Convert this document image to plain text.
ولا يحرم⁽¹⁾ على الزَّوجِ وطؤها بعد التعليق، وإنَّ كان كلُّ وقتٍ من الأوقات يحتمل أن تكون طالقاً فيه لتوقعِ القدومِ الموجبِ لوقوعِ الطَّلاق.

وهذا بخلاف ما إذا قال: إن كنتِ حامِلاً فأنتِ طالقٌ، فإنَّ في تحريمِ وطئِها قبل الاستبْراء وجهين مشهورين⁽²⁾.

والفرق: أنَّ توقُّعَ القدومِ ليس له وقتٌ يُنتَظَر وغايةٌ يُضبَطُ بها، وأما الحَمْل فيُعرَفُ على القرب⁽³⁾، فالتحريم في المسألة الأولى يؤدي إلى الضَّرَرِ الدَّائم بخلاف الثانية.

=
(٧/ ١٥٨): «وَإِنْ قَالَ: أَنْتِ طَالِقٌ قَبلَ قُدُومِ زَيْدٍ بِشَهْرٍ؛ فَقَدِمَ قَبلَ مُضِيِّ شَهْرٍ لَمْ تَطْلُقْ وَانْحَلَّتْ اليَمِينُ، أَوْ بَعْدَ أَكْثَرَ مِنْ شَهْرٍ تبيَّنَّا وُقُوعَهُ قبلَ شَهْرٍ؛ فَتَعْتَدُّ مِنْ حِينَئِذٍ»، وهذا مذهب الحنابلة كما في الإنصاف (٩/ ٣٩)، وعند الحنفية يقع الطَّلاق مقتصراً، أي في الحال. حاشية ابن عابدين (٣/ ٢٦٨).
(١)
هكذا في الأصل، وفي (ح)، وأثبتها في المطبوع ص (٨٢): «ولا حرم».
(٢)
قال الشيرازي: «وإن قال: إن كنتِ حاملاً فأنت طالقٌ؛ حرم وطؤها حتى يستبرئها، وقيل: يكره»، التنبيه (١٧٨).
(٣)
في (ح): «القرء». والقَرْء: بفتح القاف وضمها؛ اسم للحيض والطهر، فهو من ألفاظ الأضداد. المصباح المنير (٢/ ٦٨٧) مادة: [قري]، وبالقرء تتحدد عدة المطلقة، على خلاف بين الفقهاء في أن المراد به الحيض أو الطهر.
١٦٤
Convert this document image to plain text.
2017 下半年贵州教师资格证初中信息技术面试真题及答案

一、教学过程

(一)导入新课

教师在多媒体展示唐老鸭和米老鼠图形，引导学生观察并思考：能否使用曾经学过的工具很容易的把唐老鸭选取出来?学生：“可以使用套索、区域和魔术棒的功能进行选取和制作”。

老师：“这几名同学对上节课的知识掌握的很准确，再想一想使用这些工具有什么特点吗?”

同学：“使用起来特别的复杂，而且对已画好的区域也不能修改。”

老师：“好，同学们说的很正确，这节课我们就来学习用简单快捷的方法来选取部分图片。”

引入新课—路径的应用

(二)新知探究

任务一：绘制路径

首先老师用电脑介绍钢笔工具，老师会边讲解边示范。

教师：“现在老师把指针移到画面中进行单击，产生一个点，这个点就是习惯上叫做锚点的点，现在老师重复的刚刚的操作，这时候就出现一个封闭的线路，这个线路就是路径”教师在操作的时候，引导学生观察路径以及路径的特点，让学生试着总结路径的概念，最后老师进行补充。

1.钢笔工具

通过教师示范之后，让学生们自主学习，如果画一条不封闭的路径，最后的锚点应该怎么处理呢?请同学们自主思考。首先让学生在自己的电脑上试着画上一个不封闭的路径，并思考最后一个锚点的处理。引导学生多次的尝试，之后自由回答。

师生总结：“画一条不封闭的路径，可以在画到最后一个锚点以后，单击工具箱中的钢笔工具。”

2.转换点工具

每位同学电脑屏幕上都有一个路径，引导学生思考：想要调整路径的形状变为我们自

WHAT YOU NEED TO DO. Above are the records; copy all of them exactly.

COMPLETED TASK.
Convert this document image to plain text.
ولا يحرم⁽¹⁾ على الزَّوجِ وطؤها بعد التعليق، وإنَّ كان كلُّ وقتٍ من الأوقات يحتمل أن تكون طالقاً فيه لتوقعِ القدومِ الموجبِ لوقوعِ الطَّلاق.

وهذا بخلاف ما إذا قال: إن كنتِ حامِلاً فأنتِ طالقٌ، فإنَّ في تحريمِ وطئِها قبل الاستبْراء وجهين مشهورين⁽²⁾.

والفرق: أنَّ توقُّعَ القدومِ ليس له وقتٌ يُنتَظَر وغايةٌ يُضبَطُ بها، وأما الحَمْل فيُعرَفُ على القرب⁽³⁾، فالتحريم في المسألة الأولى يؤدي إلى الضَّرَرِ الدَّائم بخلاف الثانية.

=
(٧/ ١٥٨): «وَإِنْ قَالَ: أَنْتِ طَالِقٌ قَبلَ قُدُومِ زَيْدٍ بِشَهْرٍ؛ فَقَدِمَ قَبلَ مُضِيِّ شَهْرٍ لَمْ تَطْلُقْ وَانْحَلَّتْ اليَمِينُ، أَوْ بَعْدَ أَكْثَرَ مِنْ شَهْرٍ تبيَّنَّا وُقُوعَهُ قبلَ شَهْرٍ؛ فَتَعْتَدُّ مِنْ حِينَئِذٍ»، وهذا مذهب الحنابلة كما في الإنصاف (٩/ ٣٩)، وعند الحنفية يقع الطَّلاق مقتصراً، أي في الحال. حاشية ابن عابدين (٣/ ٢٦٨).
(١)
هكذا في الأصل، وفي (ح)، وأثبتها في المطبوع ص (٨٢): «ولا حرم».
(٢)
قال الشيرازي: «وإن قال: إن كنتِ حاملاً فأنت طالقٌ؛ حرم وطؤها حتى يستبرئها، وقيل: يكره»، التنبيه (١٧٨).
(٣)
في (ح): «القرء». والقَرْء: بفتح القاف وضمها؛ اسم للحيض والطهر، فهو من ألفاظ الأضداد. المصباح المنير (٢/ ٦٨٧) مادة: [قري]، وبالقرء تتحدد عدة المطلقة، على خلاف بين الفقهاء في أن المراد به الحيض أو الطهر.
١٦٤
Convert this document image to plain text.
2017 下半年贵州教师资格证初中信息技术面试真题及答案

一、教学过程

(一)导入新课

教师在多媒体展示唐老鸭和米老鼠图形，引导学生观察并思考：能否使用曾经学过的工具很容易的把唐老鸭选取出来?学生：“可以使用套索、区域和魔术棒的功能进行选取和制作”。

老师：“这几名同学对上节课的知识掌握的很准确，再想一想使用这些工具有什么特点吗?”

同学：“使用起来特别的复杂，而且对已画好的区域也不能修改。”

老师：“好，同学们说的很正确，这节课我们就来学习用简单快捷的方法来选取部分图片。”

引入新课—路径的应用

(二)新知探究

任务一：绘制路径

首先老师用电脑介绍钢笔工具，老师会边讲解边示范。

教师：“现在老师把指针移到画面中进行单击，产生一个点，这个点就是习惯上叫做锚点的点，现在老师重复的刚刚的操作，这时候就出现一个封闭的线路，这个线路就是路径”教师在操作的时候，引导学生观察路径以及路径的特点，让学生试着总结路径的概念，最后老师进行补充。

1.钢笔工具

通过教师示范之后，让学生们自主学习，如果画一条不封闭的路径，最后的锚点应该怎么处理呢?请同学们自主思考。首先让学生在自己的电脑上试着画上一个不封闭的路径，并思考最后一个锚点的处理。引导学生多次的尝试，之后自由回答。

师生总结：“画一条不封闭的路径，可以在画到最后一个锚点以后，单击工具箱中的钢笔工具。”

2.转换点工具

每位同学电脑屏幕上都有一个路径，引导学生思考：想要调整路径的形状变为我们自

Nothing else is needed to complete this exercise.